>> Begin Exercise material

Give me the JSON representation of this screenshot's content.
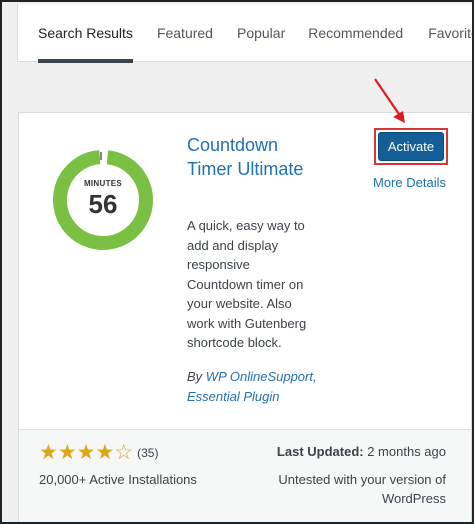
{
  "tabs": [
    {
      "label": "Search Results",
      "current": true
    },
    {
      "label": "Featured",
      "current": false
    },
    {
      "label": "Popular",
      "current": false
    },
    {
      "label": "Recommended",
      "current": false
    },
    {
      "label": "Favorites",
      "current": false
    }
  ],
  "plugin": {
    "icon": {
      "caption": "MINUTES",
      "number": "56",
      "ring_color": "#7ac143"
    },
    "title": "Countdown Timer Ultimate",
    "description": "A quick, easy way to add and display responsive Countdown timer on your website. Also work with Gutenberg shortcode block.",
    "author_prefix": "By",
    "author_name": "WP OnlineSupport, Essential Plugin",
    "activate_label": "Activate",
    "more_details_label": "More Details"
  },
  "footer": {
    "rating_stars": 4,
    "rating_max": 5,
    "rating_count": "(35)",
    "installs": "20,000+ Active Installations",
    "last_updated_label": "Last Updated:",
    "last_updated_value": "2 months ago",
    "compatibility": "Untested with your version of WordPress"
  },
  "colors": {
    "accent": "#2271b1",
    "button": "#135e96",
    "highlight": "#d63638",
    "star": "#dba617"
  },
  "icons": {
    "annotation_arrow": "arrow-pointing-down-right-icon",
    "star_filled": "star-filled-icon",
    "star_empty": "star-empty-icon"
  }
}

>> End Exercise material

**Problem to solve:** Exclude the pictures and transcribe all of the entries exactly.

**Solution for this exercise:**
Give me the JSON representation of this screenshot's content.
{
  "tabs": [
    {
      "label": "Search Results",
      "current": true
    },
    {
      "label": "Featured",
      "current": false
    },
    {
      "label": "Popular",
      "current": false
    },
    {
      "label": "Recommended",
      "current": false
    },
    {
      "label": "Favorites",
      "current": false
    }
  ],
  "plugin": {
    "icon": {
      "caption": "MINUTES",
      "number": "56",
      "ring_color": "#7ac143"
    },
    "title": "Countdown Timer Ultimate",
    "description": "A quick, easy way to add and display responsive Countdown timer on your website. Also work with Gutenberg shortcode block.",
    "author_prefix": "By",
    "author_name": "WP OnlineSupport, Essential Plugin",
    "activate_label": "Activate",
    "more_details_label": "More Details"
  },
  "footer": {
    "rating_stars": 4,
    "rating_max": 5,
    "rating_count": "(35)",
    "installs": "20,000+ Active Installations",
    "last_updated_label": "Last Updated:",
    "last_updated_value": "2 months ago",
    "compatibility": "Untested with your version of WordPress"
  },
  "colors": {
    "accent": "#2271b1",
    "button": "#135e96",
    "highlight": "#d63638",
    "star": "#dba617"
  },
  "icons": {
    "annotation_arrow": "arrow-pointing-down-right-icon",
    "star_filled": "star-filled-icon",
    "star_empty": "star-empty-icon"
  }
}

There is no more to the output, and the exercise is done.